::: Input for this task :::

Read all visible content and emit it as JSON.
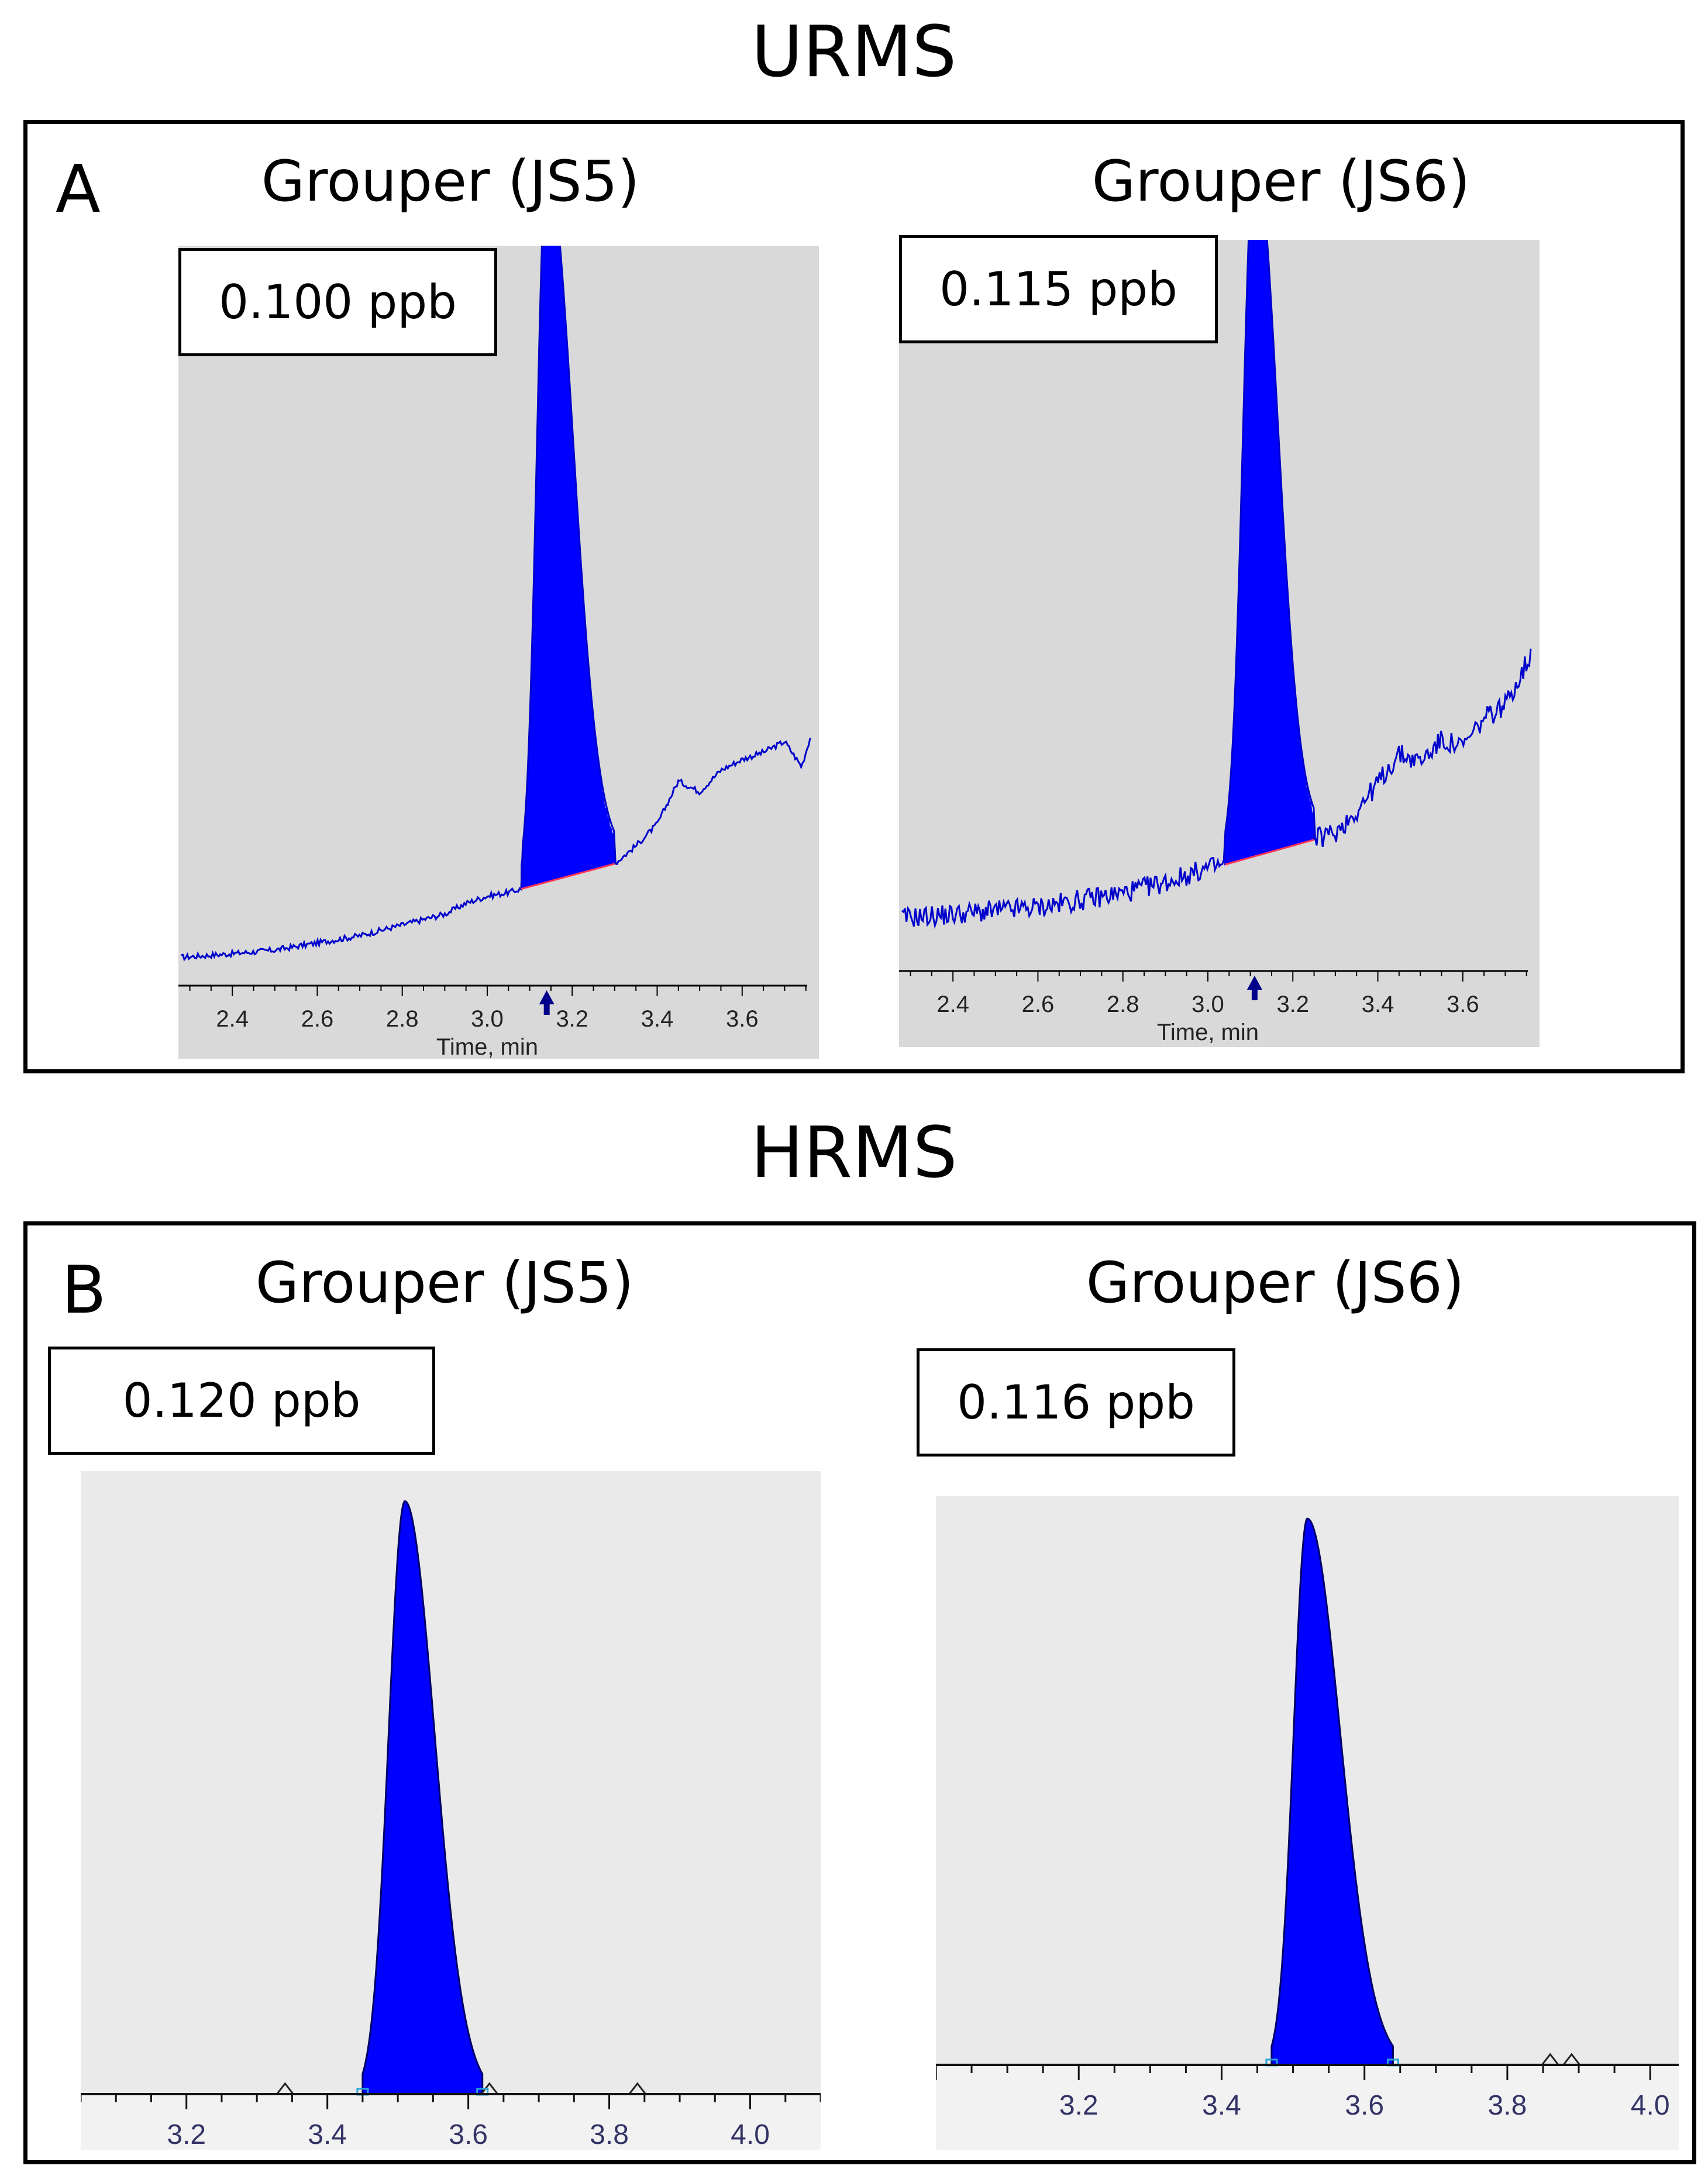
{
  "sections": {
    "top_title": "URMS",
    "bottom_title": "HRMS"
  },
  "panels": {
    "a": {
      "letter": "A",
      "left": {
        "title": "Grouper (JS5)",
        "conc": "0.100 ppb"
      },
      "right": {
        "title": "Grouper (JS6)",
        "conc": "0.115 ppb"
      }
    },
    "b": {
      "letter": "B",
      "left": {
        "title": "Grouper (JS5)",
        "conc": "0.120 ppb"
      },
      "right": {
        "title": "Grouper (JS6)",
        "conc": "0.116 ppb"
      }
    }
  },
  "colors": {
    "peak_fill": "#0000ff",
    "trace": "#0000cc",
    "plot_bg_urms": "#d9d9d9",
    "plot_bg_hrms": "#eaeaea",
    "baseline": "#ff3355",
    "tick_text": "#333366"
  },
  "chart_data": [
    {
      "type": "line",
      "panel": "A-left",
      "title": "Grouper (JS5)",
      "xlabel": "Time, min",
      "ylabel": "",
      "xlim": [
        2.28,
        3.76
      ],
      "ylim": [
        0,
        1.0
      ],
      "x_ticks": [
        "2.4",
        "2.6",
        "2.8",
        "3.0",
        "3.2",
        "3.4",
        "3.6"
      ],
      "peak_apex_label": "3.14",
      "peak": {
        "rt": 3.14,
        "height": 0.99,
        "start": 3.08,
        "end": 3.3
      },
      "series": [
        {
          "x": [
            2.28,
            2.4,
            2.5,
            2.6,
            2.7,
            2.8,
            2.9,
            2.95,
            3.0,
            3.05,
            3.08,
            3.3,
            3.35,
            3.4,
            3.45,
            3.5,
            3.55,
            3.6,
            3.65,
            3.7,
            3.74,
            3.76
          ],
          "y": [
            0.015,
            0.02,
            0.025,
            0.035,
            0.045,
            0.06,
            0.075,
            0.09,
            0.1,
            0.105,
            0.11,
            0.145,
            0.17,
            0.2,
            0.26,
            0.245,
            0.275,
            0.29,
            0.3,
            0.315,
            0.28,
            0.32
          ]
        }
      ]
    },
    {
      "type": "line",
      "panel": "A-right",
      "title": "Grouper (JS6)",
      "xlabel": "Time, min",
      "ylabel": "",
      "xlim": [
        2.28,
        3.76
      ],
      "ylim": [
        0,
        1.0
      ],
      "x_ticks": [
        "2.4",
        "2.6",
        "2.8",
        "3.0",
        "3.2",
        "3.4",
        "3.6"
      ],
      "peak_apex_label": "3.11",
      "peak": {
        "rt": 3.11,
        "height": 0.99,
        "start": 3.04,
        "end": 3.25
      },
      "series": [
        {
          "x": [
            2.28,
            2.4,
            2.5,
            2.6,
            2.7,
            2.8,
            2.9,
            3.0,
            3.04,
            3.25,
            3.3,
            3.35,
            3.4,
            3.45,
            3.5,
            3.55,
            3.6,
            3.65,
            3.7,
            3.76
          ],
          "y": [
            0.05,
            0.055,
            0.06,
            0.065,
            0.075,
            0.085,
            0.1,
            0.12,
            0.125,
            0.16,
            0.17,
            0.2,
            0.24,
            0.28,
            0.27,
            0.3,
            0.29,
            0.33,
            0.35,
            0.42
          ]
        }
      ]
    },
    {
      "type": "area",
      "panel": "B-left",
      "title": "Grouper (JS5)",
      "xlabel": "",
      "ylabel": "",
      "xlim": [
        3.05,
        4.1
      ],
      "ylim": [
        0,
        1.0
      ],
      "x_ticks": [
        "3.2",
        "3.4",
        "3.6",
        "3.8",
        "4.0"
      ],
      "peak": {
        "rt": 3.51,
        "height": 0.97,
        "start": 3.45,
        "end": 3.62
      },
      "minor_peaks": [
        3.34,
        3.63,
        3.84
      ]
    },
    {
      "type": "area",
      "panel": "B-right",
      "title": "Grouper (JS6)",
      "xlabel": "",
      "ylabel": "",
      "xlim": [
        3.0,
        4.04
      ],
      "ylim": [
        0,
        1.0
      ],
      "x_ticks": [
        "3.2",
        "3.4",
        "3.6",
        "3.8",
        "4.0"
      ],
      "peak": {
        "rt": 3.52,
        "height": 0.98,
        "start": 3.47,
        "end": 3.64
      },
      "minor_peaks": [
        3.86,
        3.89
      ]
    }
  ]
}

:::

=== The request ===
Print the records above exactly as they stand, but leave out the pictures.

=== Reply to the task ===
Read all visible content and emit it as JSON.
{
  "sections": {
    "top_title": "URMS",
    "bottom_title": "HRMS"
  },
  "panels": {
    "a": {
      "letter": "A",
      "left": {
        "title": "Grouper (JS5)",
        "conc": "0.100 ppb"
      },
      "right": {
        "title": "Grouper (JS6)",
        "conc": "0.115 ppb"
      }
    },
    "b": {
      "letter": "B",
      "left": {
        "title": "Grouper (JS5)",
        "conc": "0.120 ppb"
      },
      "right": {
        "title": "Grouper (JS6)",
        "conc": "0.116 ppb"
      }
    }
  },
  "colors": {
    "peak_fill": "#0000ff",
    "trace": "#0000cc",
    "plot_bg_urms": "#d9d9d9",
    "plot_bg_hrms": "#eaeaea",
    "baseline": "#ff3355",
    "tick_text": "#333366"
  },
  "chart_data": [
    {
      "type": "line",
      "panel": "A-left",
      "title": "Grouper (JS5)",
      "xlabel": "Time, min",
      "ylabel": "",
      "xlim": [
        2.28,
        3.76
      ],
      "ylim": [
        0,
        1.0
      ],
      "x_ticks": [
        "2.4",
        "2.6",
        "2.8",
        "3.0",
        "3.2",
        "3.4",
        "3.6"
      ],
      "peak_apex_label": "3.14",
      "peak": {
        "rt": 3.14,
        "height": 0.99,
        "start": 3.08,
        "end": 3.3
      },
      "series": [
        {
          "x": [
            2.28,
            2.4,
            2.5,
            2.6,
            2.7,
            2.8,
            2.9,
            2.95,
            3.0,
            3.05,
            3.08,
            3.3,
            3.35,
            3.4,
            3.45,
            3.5,
            3.55,
            3.6,
            3.65,
            3.7,
            3.74,
            3.76
          ],
          "y": [
            0.015,
            0.02,
            0.025,
            0.035,
            0.045,
            0.06,
            0.075,
            0.09,
            0.1,
            0.105,
            0.11,
            0.145,
            0.17,
            0.2,
            0.26,
            0.245,
            0.275,
            0.29,
            0.3,
            0.315,
            0.28,
            0.32
          ]
        }
      ]
    },
    {
      "type": "line",
      "panel": "A-right",
      "title": "Grouper (JS6)",
      "xlabel": "Time, min",
      "ylabel": "",
      "xlim": [
        2.28,
        3.76
      ],
      "ylim": [
        0,
        1.0
      ],
      "x_ticks": [
        "2.4",
        "2.6",
        "2.8",
        "3.0",
        "3.2",
        "3.4",
        "3.6"
      ],
      "peak_apex_label": "3.11",
      "peak": {
        "rt": 3.11,
        "height": 0.99,
        "start": 3.04,
        "end": 3.25
      },
      "series": [
        {
          "x": [
            2.28,
            2.4,
            2.5,
            2.6,
            2.7,
            2.8,
            2.9,
            3.0,
            3.04,
            3.25,
            3.3,
            3.35,
            3.4,
            3.45,
            3.5,
            3.55,
            3.6,
            3.65,
            3.7,
            3.76
          ],
          "y": [
            0.05,
            0.055,
            0.06,
            0.065,
            0.075,
            0.085,
            0.1,
            0.12,
            0.125,
            0.16,
            0.17,
            0.2,
            0.24,
            0.28,
            0.27,
            0.3,
            0.29,
            0.33,
            0.35,
            0.42
          ]
        }
      ]
    },
    {
      "type": "area",
      "panel": "B-left",
      "title": "Grouper (JS5)",
      "xlabel": "",
      "ylabel": "",
      "xlim": [
        3.05,
        4.1
      ],
      "ylim": [
        0,
        1.0
      ],
      "x_ticks": [
        "3.2",
        "3.4",
        "3.6",
        "3.8",
        "4.0"
      ],
      "peak": {
        "rt": 3.51,
        "height": 0.97,
        "start": 3.45,
        "end": 3.62
      },
      "minor_peaks": [
        3.34,
        3.63,
        3.84
      ]
    },
    {
      "type": "area",
      "panel": "B-right",
      "title": "Grouper (JS6)",
      "xlabel": "",
      "ylabel": "",
      "xlim": [
        3.0,
        4.04
      ],
      "ylim": [
        0,
        1.0
      ],
      "x_ticks": [
        "3.2",
        "3.4",
        "3.6",
        "3.8",
        "4.0"
      ],
      "peak": {
        "rt": 3.52,
        "height": 0.98,
        "start": 3.47,
        "end": 3.64
      },
      "minor_peaks": [
        3.86,
        3.89
      ]
    }
  ]
}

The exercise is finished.